# WORK REQUIRED:
Where the string "tableau" occurs in the material below, report the whole line.

# MATERIALS PROVIDED:
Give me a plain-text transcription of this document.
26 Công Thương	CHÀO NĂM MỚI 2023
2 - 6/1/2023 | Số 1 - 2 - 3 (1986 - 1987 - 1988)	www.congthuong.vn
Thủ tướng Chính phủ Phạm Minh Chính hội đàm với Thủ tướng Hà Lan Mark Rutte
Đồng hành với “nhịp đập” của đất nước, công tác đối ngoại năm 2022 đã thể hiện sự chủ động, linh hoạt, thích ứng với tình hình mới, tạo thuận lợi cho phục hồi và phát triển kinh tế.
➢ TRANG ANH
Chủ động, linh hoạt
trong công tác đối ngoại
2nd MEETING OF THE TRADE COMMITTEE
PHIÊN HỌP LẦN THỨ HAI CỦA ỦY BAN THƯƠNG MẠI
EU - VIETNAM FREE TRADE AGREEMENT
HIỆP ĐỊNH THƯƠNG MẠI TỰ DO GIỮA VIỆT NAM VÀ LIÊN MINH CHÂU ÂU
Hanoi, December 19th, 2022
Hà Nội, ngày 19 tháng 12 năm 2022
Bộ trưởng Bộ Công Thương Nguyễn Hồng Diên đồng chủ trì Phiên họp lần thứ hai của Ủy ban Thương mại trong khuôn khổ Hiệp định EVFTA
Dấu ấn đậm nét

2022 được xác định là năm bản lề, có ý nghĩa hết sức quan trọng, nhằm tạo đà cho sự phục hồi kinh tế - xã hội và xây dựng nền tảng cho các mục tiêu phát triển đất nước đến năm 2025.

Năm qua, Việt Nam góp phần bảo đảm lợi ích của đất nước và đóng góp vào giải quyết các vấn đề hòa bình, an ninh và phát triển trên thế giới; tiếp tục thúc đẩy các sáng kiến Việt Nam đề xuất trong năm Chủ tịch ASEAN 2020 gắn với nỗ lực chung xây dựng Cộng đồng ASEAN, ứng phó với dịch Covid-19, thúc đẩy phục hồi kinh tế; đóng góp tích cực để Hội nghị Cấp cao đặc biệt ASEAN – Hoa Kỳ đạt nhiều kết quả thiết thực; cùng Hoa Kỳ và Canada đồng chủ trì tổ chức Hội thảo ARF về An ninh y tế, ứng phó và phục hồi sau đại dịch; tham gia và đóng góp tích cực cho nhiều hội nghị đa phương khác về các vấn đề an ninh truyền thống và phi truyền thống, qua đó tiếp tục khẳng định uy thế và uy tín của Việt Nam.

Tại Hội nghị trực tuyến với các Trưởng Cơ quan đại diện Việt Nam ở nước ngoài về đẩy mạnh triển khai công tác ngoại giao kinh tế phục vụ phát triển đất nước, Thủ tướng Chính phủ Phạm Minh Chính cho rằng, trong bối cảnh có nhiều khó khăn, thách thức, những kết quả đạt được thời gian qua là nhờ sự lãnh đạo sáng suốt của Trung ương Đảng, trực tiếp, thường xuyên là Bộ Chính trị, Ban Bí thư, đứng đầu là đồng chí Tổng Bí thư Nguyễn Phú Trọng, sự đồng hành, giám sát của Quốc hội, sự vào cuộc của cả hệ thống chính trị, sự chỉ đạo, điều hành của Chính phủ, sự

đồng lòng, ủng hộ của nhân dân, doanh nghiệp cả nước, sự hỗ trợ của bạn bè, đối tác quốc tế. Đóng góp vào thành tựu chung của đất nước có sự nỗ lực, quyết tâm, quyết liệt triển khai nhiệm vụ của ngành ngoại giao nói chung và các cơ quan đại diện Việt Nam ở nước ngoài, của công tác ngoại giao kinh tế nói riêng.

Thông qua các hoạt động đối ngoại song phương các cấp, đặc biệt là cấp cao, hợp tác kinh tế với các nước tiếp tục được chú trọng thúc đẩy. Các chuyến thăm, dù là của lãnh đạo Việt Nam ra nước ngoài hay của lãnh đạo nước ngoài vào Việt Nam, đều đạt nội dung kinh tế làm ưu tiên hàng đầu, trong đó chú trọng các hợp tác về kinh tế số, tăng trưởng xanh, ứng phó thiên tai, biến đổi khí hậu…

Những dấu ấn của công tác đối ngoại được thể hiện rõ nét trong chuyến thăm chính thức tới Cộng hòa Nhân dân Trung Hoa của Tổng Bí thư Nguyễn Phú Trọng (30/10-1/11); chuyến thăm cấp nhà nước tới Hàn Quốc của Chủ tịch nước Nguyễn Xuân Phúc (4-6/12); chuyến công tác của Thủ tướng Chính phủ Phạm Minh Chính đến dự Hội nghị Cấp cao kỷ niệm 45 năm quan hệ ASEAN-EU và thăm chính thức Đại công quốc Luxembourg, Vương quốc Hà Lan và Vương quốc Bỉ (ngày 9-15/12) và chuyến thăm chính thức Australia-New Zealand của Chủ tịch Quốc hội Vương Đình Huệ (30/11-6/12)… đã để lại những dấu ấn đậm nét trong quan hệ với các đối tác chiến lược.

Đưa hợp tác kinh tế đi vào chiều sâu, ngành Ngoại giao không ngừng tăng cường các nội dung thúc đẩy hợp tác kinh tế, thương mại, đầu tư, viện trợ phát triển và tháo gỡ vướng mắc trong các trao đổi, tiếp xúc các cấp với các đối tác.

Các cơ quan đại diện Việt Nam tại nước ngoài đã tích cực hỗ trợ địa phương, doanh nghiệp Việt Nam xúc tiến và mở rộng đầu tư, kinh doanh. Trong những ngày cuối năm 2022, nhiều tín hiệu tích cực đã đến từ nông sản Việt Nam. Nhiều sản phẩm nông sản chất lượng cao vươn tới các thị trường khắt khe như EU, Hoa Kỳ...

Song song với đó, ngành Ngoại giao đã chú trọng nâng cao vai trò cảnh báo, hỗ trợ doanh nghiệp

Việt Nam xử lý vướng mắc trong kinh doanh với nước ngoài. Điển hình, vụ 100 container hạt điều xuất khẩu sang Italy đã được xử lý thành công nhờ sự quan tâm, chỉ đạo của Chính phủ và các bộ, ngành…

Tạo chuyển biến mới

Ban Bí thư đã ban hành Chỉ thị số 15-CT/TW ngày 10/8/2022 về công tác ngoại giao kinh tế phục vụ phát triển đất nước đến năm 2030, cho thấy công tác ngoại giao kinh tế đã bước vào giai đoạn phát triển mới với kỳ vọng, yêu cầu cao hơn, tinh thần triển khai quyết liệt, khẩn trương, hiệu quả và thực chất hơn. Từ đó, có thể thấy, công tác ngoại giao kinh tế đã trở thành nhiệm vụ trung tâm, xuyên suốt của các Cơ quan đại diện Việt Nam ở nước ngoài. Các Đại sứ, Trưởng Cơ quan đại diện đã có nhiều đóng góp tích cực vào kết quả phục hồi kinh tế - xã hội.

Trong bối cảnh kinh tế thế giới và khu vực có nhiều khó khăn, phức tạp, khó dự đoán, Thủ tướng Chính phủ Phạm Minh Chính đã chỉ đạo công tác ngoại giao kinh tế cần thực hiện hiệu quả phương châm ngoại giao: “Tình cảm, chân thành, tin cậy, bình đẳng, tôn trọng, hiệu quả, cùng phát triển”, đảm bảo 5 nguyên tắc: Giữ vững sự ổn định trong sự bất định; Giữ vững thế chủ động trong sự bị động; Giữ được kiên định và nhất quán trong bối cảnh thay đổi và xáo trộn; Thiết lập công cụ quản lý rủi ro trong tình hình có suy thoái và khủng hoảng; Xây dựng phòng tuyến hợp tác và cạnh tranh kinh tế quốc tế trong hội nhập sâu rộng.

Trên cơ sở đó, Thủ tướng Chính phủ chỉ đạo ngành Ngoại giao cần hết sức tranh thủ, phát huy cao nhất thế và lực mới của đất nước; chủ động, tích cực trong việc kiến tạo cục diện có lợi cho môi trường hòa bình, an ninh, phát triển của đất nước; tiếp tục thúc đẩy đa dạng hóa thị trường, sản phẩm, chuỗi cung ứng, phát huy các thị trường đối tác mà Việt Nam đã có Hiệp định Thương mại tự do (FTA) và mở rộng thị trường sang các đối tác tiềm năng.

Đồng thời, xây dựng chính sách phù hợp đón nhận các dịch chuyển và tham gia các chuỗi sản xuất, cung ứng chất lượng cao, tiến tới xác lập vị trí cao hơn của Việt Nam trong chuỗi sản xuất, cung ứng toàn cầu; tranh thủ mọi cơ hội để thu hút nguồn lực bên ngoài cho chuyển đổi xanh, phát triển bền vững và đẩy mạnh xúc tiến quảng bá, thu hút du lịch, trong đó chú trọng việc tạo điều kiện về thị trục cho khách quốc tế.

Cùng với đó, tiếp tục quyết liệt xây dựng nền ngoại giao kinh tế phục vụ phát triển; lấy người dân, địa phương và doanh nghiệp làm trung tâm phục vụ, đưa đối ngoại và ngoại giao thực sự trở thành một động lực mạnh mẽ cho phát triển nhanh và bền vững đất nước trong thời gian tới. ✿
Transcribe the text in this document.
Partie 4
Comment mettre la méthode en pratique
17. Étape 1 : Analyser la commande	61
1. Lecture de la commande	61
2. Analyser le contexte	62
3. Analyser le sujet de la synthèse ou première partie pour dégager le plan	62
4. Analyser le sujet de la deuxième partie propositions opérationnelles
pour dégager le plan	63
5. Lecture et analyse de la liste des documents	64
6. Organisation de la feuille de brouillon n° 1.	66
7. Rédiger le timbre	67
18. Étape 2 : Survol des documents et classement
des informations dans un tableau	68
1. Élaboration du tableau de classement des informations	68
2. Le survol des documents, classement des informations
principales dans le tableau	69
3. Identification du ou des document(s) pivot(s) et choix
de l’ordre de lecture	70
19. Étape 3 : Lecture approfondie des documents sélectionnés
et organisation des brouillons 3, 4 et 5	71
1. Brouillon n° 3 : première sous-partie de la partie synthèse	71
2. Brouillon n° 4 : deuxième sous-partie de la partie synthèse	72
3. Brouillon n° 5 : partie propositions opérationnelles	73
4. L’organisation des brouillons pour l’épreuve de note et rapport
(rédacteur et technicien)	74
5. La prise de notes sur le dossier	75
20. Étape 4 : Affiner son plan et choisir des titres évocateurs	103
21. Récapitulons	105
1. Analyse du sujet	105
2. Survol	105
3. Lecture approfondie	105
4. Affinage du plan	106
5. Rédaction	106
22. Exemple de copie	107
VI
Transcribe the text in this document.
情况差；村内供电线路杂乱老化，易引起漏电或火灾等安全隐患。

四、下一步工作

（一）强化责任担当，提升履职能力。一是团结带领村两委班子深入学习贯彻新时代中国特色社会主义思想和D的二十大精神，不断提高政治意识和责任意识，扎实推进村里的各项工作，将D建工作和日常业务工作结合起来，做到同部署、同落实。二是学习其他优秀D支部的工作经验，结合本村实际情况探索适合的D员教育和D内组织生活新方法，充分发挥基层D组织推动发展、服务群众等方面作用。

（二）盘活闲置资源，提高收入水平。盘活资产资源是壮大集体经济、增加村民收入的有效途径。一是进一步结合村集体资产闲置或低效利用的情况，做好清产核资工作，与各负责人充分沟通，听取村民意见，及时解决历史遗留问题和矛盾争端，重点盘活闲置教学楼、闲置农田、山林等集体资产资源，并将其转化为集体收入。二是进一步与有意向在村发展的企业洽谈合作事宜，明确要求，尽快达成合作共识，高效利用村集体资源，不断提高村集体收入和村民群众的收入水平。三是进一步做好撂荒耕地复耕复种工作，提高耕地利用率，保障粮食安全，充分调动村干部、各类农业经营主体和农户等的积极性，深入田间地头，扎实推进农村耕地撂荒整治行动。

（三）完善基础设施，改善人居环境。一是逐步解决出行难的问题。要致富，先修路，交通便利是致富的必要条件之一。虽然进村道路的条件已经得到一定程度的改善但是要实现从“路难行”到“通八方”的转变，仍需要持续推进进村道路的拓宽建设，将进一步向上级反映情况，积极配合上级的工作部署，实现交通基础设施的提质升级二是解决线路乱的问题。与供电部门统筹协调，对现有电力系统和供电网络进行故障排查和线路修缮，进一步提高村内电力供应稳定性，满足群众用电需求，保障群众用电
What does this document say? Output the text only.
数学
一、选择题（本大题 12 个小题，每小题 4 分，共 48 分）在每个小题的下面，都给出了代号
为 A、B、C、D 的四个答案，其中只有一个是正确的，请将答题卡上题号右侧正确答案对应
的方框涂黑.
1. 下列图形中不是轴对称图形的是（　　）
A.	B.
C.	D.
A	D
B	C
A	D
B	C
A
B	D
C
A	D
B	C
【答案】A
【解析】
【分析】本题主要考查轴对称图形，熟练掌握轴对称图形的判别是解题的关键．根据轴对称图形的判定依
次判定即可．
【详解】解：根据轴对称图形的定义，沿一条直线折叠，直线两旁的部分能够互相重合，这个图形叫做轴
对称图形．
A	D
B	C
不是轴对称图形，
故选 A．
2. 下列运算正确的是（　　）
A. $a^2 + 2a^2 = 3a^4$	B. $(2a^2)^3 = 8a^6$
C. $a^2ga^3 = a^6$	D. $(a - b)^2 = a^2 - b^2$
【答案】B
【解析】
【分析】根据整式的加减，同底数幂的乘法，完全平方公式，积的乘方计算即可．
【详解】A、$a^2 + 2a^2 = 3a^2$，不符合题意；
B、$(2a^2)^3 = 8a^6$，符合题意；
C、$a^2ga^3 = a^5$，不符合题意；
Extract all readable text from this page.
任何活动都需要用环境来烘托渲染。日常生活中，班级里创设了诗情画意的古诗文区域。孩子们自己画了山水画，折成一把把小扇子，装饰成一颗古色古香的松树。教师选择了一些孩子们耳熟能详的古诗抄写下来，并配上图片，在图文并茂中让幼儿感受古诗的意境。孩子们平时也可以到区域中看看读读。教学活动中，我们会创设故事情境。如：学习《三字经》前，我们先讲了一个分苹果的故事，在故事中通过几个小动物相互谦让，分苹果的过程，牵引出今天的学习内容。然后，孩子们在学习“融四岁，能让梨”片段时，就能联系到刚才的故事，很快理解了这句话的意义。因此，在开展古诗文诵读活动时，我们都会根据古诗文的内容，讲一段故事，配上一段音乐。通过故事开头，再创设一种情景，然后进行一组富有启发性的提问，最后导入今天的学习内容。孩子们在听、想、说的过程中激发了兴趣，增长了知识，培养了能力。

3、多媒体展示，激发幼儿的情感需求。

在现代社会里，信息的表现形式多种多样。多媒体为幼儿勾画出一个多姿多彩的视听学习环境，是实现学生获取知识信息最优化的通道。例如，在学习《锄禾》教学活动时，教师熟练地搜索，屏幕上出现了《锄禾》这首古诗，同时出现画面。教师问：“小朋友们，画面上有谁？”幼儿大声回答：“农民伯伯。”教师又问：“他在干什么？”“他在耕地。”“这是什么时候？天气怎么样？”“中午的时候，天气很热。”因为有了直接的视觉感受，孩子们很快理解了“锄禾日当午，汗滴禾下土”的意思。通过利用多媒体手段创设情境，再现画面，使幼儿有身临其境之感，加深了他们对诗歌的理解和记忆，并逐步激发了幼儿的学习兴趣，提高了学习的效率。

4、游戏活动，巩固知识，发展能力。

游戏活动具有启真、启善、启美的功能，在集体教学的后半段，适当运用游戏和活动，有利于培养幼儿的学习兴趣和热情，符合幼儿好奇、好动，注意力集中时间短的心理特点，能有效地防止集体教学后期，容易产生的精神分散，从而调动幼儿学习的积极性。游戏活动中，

# OUTPUT BELOW:
des informations dans un tableau	68
1. Élaboration du tableau de classement des informations	68
principales dans le tableau	69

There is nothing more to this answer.